**PROBLEM STATEMENT**.
Convert every line of the listing below into a JSON list of strings, one string per line, leaving out blank lines.

**EXERCISE INPUT**.
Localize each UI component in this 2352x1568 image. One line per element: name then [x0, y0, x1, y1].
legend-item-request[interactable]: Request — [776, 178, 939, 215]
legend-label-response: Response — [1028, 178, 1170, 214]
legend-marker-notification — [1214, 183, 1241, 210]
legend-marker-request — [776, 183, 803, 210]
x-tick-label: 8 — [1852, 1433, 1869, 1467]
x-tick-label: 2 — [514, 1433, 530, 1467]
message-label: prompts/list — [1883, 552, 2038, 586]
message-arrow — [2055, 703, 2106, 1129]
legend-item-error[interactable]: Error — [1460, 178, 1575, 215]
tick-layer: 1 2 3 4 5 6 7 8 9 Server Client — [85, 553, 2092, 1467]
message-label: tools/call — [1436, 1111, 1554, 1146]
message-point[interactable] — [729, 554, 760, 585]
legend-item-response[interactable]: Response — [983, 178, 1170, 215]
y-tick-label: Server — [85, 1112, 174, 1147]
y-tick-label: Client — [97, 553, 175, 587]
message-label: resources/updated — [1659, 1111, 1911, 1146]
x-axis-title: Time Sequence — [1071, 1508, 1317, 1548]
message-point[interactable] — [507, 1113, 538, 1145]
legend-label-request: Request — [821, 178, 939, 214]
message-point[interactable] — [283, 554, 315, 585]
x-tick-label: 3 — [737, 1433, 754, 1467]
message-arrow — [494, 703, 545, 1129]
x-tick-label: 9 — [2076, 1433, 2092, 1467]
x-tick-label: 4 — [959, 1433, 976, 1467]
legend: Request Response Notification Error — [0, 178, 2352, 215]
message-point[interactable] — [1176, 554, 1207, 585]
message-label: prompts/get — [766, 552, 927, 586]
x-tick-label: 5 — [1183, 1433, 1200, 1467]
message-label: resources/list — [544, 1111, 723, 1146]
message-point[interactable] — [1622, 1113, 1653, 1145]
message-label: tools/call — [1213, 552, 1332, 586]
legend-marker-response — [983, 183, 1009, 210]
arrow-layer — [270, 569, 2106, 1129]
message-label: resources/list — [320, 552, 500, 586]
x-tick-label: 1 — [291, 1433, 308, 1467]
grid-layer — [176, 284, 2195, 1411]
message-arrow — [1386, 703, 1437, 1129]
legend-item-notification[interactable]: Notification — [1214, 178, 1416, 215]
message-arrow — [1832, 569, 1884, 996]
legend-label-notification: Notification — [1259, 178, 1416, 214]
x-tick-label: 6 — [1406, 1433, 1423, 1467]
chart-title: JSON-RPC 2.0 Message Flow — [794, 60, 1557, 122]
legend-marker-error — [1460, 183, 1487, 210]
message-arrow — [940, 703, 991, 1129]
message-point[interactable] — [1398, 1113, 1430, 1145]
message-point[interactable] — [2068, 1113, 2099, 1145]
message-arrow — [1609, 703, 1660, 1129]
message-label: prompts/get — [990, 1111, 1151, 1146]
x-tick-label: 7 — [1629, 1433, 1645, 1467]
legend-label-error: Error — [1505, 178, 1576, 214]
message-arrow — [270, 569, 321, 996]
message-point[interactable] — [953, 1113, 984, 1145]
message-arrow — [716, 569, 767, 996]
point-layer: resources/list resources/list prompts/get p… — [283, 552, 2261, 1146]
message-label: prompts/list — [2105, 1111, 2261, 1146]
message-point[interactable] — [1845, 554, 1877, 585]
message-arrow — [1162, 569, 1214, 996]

**FULL SOLUTION**.
[
  "Localize each UI component in this 2352x1568 image. One line per element: name then [x0, y0, x1, y1].",
  "legend-item-request[interactable]: Request — [776, 178, 939, 215]",
  "legend-label-response: Response — [1028, 178, 1170, 214]",
  "legend-marker-notification — [1214, 183, 1241, 210]",
  "legend-marker-request — [776, 183, 803, 210]",
  "x-tick-label: 8 — [1852, 1433, 1869, 1467]",
  "x-tick-label: 2 — [514, 1433, 530, 1467]",
  "message-label: prompts/list — [1883, 552, 2038, 586]",
  "message-arrow — [2055, 703, 2106, 1129]",
  "legend-item-error[interactable]: Error — [1460, 178, 1575, 215]",
  "tick-layer: 1 2 3 4 5 6 7 8 9 Server Client — [85, 553, 2092, 1467]",
  "message-label: tools/call — [1436, 1111, 1554, 1146]",
  "message-point[interactable] — [729, 554, 760, 585]",
  "legend-item-response[interactable]: Response — [983, 178, 1170, 215]",
  "y-tick-label: Server — [85, 1112, 174, 1147]",
  "y-tick-label: Client — [97, 553, 175, 587]",
  "message-label: resources/updated — [1659, 1111, 1911, 1146]",
  "x-axis-title: Time Sequence — [1071, 1508, 1317, 1548]",
  "message-point[interactable] — [507, 1113, 538, 1145]",
  "legend-label-request: Request — [821, 178, 939, 214]",
  "message-point[interactable] — [283, 554, 315, 585]",
  "x-tick-label: 3 — [737, 1433, 754, 1467]",
  "message-arrow — [494, 703, 545, 1129]",
  "x-tick-label: 9 — [2076, 1433, 2092, 1467]",
  "x-tick-label: 4 — [959, 1433, 976, 1467]",
  "legend: Request Response Notification Error — [0, 178, 2352, 215]",
  "message-point[interactable] — [1176, 554, 1207, 585]",
  "message-label: prompts/get — [766, 552, 927, 586]",
  "x-tick-label: 5 — [1183, 1433, 1200, 1467]",
  "message-label: resources/list — [544, 1111, 723, 1146]",
  "message-point[interactable] — [1622, 1113, 1653, 1145]",
  "message-label: tools/call — [1213, 552, 1332, 586]",
  "legend-marker-response — [983, 183, 1009, 210]",
  "arrow-layer — [270, 569, 2106, 1129]",
  "message-label: resources/list — [320, 552, 500, 586]",
  "x-tick-label: 1 — [291, 1433, 308, 1467]",
  "grid-layer — [176, 284, 2195, 1411]",
  "message-arrow — [1386, 703, 1437, 1129]",
  "legend-item-notification[interactable]: Notification — [1214, 178, 1416, 215]",
  "message-arrow — [1832, 569, 1884, 996]",
  "legend-label-notification: Notification — [1259, 178, 1416, 214]",
  "x-tick-label: 6 — [1406, 1433, 1423, 1467]",
  "chart-title: JSON-RPC 2.0 Message Flow — [794, 60, 1557, 122]",
  "legend-marker-error — [1460, 183, 1487, 210]",
  "message-arrow — [940, 703, 991, 1129]",
  "message-point[interactable] — [1398, 1113, 1430, 1145]",
  "message-point[interactable] — [2068, 1113, 2099, 1145]",
  "message-arrow — [1609, 703, 1660, 1129]",
  "message-label: prompts/get — [990, 1111, 1151, 1146]",
  "x-tick-label: 7 — [1629, 1433, 1645, 1467]",
  "legend-label-error: Error — [1505, 178, 1576, 214]",
  "message-arrow — [270, 569, 321, 996]",
  "message-point[interactable] — [953, 1113, 984, 1145]",
  "message-arrow — [716, 569, 767, 996]",
  "point-layer: resources/list resources/list prompts/get p… — [283, 552, 2261, 1146]",
  "message-label: prompts/list — [2105, 1111, 2261, 1146]",
  "message-point[interactable] — [1845, 554, 1877, 585]",
  "message-arrow — [1162, 569, 1214, 996]"
]